What you will do: Give every line below again, exactly.
* BEGIN Data shown *
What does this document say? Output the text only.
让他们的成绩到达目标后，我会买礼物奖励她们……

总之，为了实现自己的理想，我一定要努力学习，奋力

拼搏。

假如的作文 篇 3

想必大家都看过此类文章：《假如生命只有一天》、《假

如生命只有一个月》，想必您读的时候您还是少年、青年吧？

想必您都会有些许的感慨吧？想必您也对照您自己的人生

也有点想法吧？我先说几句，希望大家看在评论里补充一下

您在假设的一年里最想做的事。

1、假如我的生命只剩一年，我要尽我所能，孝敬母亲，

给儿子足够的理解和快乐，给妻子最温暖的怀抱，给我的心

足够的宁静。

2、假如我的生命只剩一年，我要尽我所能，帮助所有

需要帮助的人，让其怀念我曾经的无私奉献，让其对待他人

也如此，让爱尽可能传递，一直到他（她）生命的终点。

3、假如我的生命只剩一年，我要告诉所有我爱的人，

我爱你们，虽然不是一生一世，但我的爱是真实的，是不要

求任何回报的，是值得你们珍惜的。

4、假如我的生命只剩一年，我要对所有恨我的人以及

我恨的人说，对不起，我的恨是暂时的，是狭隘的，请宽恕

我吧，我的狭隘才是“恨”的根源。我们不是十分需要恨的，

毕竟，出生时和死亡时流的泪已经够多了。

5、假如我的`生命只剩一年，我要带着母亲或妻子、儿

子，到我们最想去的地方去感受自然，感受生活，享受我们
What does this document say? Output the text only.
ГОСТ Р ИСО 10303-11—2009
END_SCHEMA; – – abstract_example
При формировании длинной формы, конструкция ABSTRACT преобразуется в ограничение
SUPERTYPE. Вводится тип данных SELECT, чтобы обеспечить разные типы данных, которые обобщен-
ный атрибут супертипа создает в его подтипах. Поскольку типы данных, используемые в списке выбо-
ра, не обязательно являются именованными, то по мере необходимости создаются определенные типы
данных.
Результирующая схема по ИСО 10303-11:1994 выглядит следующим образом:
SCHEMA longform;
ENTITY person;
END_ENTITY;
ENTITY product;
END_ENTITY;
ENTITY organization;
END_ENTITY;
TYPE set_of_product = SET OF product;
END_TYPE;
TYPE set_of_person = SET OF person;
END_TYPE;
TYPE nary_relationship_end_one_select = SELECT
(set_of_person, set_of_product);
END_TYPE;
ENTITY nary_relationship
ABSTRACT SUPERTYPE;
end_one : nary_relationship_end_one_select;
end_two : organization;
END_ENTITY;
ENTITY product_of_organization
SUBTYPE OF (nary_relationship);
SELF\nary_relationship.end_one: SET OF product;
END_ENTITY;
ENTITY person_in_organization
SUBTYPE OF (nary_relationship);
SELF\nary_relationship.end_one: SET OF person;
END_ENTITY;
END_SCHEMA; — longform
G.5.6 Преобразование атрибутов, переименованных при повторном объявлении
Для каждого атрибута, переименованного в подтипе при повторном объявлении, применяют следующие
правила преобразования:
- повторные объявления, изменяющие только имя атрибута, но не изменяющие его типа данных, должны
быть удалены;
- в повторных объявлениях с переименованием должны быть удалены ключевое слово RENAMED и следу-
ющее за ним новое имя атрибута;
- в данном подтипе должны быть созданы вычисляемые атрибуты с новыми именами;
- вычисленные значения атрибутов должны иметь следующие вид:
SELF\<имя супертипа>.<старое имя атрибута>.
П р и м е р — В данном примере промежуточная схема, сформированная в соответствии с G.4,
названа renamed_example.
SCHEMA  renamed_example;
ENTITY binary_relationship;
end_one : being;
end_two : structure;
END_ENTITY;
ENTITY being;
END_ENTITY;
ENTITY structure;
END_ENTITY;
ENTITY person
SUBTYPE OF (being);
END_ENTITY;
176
* END Data shown *
Answer to the task:
What does this document say? Output the text only.
让他们的成绩到达目标后，我会买礼物奖励她们……

总之，为了实现自己的理想，我一定要努力学习，奋力

拼搏。

假如的作文 篇 3

想必大家都看过此类文章：《假如生命只有一天》、《假

如生命只有一个月》，想必您读的时候您还是少年、青年吧？

想必您都会有些许的感慨吧？想必您也对照您自己的人生

也有点想法吧？我先说几句，希望大家看在评论里补充一下

您在假设的一年里最想做的事。

1、假如我的生命只剩一年，我要尽我所能，孝敬母亲，

给儿子足够的理解和快乐，给妻子最温暖的怀抱，给我的心

足够的宁静。

2、假如我的生命只剩一年，我要尽我所能，帮助所有

需要帮助的人，让其怀念我曾经的无私奉献，让其对待他人

也如此，让爱尽可能传递，一直到他（她）生命的终点。

3、假如我的生命只剩一年，我要告诉所有我爱的人，

我爱你们，虽然不是一生一世，但我的爱是真实的，是不要

求任何回报的，是值得你们珍惜的。

4、假如我的生命只剩一年，我要对所有恨我的人以及

我恨的人说，对不起，我的恨是暂时的，是狭隘的，请宽恕

我吧，我的狭隘才是“恨”的根源。我们不是十分需要恨的，

毕竟，出生时和死亡时流的泪已经够多了。

5、假如我的`生命只剩一年，我要带着母亲或妻子、儿

子，到我们最想去的地方去感受自然，感受生活，享受我们
What does this document say? Output the text only.
ГОСТ Р ИСО 10303-11—2009
END_SCHEMA; – – abstract_example
При формировании длинной формы, конструкция ABSTRACT преобразуется в ограничение
SUPERTYPE. Вводится тип данных SELECT, чтобы обеспечить разные типы данных, которые обобщен-
ный атрибут супертипа создает в его подтипах. Поскольку типы данных, используемые в списке выбо-
ра, не обязательно являются именованными, то по мере необходимости создаются определенные типы
данных.
Результирующая схема по ИСО 10303-11:1994 выглядит следующим образом:
SCHEMA longform;
ENTITY person;
END_ENTITY;
ENTITY product;
END_ENTITY;
ENTITY organization;
END_ENTITY;
TYPE set_of_product = SET OF product;
END_TYPE;
TYPE set_of_person = SET OF person;
END_TYPE;
TYPE nary_relationship_end_one_select = SELECT
(set_of_person, set_of_product);
END_TYPE;
ENTITY nary_relationship
ABSTRACT SUPERTYPE;
end_one : nary_relationship_end_one_select;
end_two : organization;
END_ENTITY;
ENTITY product_of_organization
SUBTYPE OF (nary_relationship);
SELF\nary_relationship.end_one: SET OF product;
END_ENTITY;
ENTITY person_in_organization
SUBTYPE OF (nary_relationship);
SELF\nary_relationship.end_one: SET OF person;
END_ENTITY;
END_SCHEMA; — longform
G.5.6 Преобразование атрибутов, переименованных при повторном объявлении
Для каждого атрибута, переименованного в подтипе при повторном объявлении, применяют следующие
правила преобразования:
- повторные объявления, изменяющие только имя атрибута, но не изменяющие его типа данных, должны
быть удалены;
- в повторных объявлениях с переименованием должны быть удалены ключевое слово RENAMED и следу-
ющее за ним новое имя атрибута;
- в данном подтипе должны быть созданы вычисляемые атрибуты с новыми именами;
- вычисленные значения атрибутов должны иметь следующие вид:
SELF\<имя супертипа>.<старое имя атрибута>.
П р и м е р — В данном примере промежуточная схема, сформированная в соответствии с G.4,
названа renamed_example.
SCHEMA  renamed_example;
ENTITY binary_relationship;
end_one : being;
end_two : structure;
END_ENTITY;
ENTITY being;
END_ENTITY;
ENTITY structure;
END_ENTITY;
ENTITY person
SUBTYPE OF (being);
END_ENTITY;
176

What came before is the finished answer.